'''

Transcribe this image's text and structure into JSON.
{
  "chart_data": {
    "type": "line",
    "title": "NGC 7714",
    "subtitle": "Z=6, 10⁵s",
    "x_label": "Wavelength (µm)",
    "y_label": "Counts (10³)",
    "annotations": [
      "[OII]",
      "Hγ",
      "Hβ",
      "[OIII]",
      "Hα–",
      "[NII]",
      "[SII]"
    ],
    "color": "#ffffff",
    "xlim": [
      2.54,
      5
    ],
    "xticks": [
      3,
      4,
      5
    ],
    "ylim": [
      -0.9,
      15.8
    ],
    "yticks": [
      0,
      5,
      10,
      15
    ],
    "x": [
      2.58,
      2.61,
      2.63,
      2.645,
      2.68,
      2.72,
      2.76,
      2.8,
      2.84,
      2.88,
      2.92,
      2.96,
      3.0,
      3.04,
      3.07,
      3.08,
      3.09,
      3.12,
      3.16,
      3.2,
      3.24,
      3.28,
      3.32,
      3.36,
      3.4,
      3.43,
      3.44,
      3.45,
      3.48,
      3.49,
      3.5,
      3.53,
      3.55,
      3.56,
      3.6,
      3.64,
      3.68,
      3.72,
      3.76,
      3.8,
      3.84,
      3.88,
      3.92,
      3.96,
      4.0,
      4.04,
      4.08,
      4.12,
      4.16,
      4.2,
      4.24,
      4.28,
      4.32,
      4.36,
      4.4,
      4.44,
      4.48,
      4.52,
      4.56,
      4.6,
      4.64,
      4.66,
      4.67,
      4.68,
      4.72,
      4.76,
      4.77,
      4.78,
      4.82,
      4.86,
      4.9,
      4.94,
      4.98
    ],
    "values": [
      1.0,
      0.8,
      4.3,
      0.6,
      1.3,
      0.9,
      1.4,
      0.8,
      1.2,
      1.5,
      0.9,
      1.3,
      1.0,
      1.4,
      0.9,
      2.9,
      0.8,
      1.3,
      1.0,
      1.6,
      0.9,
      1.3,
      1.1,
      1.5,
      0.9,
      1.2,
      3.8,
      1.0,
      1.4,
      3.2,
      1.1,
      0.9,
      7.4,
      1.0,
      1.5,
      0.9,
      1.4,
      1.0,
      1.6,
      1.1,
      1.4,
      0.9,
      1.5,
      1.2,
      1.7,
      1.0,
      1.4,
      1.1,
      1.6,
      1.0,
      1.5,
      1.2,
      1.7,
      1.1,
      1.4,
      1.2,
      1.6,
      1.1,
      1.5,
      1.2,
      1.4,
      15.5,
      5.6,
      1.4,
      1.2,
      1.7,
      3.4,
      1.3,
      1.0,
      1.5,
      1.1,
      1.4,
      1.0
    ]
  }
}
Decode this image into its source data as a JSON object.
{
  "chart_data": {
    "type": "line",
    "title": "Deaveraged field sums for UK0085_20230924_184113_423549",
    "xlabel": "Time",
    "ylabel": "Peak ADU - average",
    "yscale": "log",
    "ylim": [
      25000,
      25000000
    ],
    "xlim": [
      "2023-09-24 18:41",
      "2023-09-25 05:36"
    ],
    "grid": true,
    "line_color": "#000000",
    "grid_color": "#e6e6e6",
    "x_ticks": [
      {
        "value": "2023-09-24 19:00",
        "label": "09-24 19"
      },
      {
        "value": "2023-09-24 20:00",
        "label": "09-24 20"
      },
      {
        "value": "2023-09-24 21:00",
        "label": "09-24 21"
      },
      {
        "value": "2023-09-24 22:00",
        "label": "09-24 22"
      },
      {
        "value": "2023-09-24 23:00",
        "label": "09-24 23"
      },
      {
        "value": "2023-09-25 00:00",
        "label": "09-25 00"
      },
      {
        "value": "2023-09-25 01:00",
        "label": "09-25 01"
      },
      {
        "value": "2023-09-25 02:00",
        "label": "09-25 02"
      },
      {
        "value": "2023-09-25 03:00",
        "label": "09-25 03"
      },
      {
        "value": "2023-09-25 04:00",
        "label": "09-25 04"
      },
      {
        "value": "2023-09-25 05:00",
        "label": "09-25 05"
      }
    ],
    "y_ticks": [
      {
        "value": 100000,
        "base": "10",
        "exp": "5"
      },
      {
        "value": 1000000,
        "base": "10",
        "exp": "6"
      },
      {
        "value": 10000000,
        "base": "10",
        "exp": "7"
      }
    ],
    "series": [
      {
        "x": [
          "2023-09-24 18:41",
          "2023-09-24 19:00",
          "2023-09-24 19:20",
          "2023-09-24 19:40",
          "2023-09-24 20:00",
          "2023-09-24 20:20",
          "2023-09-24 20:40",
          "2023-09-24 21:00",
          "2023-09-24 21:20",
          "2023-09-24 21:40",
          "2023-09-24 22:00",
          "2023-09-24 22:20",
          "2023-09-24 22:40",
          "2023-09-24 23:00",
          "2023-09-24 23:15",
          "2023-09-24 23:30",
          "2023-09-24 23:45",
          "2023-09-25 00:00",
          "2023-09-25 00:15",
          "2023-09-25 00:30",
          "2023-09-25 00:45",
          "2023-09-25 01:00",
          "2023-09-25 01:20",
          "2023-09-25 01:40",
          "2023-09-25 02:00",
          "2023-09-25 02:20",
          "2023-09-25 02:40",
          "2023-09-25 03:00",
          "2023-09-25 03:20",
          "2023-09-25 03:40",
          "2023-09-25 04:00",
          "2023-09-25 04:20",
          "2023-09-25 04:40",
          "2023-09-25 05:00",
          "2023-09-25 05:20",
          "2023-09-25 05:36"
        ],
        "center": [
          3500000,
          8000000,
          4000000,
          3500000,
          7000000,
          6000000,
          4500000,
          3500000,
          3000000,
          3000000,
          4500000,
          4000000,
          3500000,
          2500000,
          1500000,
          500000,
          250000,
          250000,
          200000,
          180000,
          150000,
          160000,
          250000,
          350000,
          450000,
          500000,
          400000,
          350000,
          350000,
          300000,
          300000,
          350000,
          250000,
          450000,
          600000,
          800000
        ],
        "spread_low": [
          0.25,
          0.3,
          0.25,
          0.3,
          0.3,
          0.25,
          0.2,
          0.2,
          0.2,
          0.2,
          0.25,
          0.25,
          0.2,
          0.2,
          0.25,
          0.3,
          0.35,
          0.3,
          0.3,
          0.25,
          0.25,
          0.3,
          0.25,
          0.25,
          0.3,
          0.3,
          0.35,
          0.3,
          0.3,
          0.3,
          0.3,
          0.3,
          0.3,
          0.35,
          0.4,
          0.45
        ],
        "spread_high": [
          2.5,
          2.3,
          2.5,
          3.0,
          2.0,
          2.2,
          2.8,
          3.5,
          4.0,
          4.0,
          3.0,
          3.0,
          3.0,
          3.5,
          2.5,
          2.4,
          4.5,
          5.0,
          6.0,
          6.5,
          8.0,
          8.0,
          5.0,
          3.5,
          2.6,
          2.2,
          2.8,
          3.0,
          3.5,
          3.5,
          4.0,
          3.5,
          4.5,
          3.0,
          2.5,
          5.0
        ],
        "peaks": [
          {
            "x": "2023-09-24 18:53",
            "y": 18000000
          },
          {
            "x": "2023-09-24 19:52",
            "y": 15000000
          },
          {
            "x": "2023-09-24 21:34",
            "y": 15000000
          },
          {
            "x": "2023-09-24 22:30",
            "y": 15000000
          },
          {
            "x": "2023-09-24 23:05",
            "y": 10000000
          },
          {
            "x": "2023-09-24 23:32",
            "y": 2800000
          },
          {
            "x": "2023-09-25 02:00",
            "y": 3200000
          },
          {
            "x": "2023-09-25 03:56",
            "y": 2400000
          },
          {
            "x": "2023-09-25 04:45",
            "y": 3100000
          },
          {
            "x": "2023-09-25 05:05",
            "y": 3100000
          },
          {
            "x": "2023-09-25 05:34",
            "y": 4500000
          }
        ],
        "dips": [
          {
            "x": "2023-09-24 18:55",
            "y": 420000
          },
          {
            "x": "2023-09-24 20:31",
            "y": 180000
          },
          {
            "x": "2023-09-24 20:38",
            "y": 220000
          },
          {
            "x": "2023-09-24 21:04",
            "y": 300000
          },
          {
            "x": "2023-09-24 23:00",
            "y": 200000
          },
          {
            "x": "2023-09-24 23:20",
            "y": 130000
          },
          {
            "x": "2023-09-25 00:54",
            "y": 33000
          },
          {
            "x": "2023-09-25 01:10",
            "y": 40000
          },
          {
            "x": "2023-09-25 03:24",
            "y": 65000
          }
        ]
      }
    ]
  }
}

'''

__EXERCISE REQUIREMENTS__
Which lines above hold the word "this"? Copy each of them.

__REPLY__
Transcribe this image's text and structure into JSON.
Decode this image into its source data as a JSON object.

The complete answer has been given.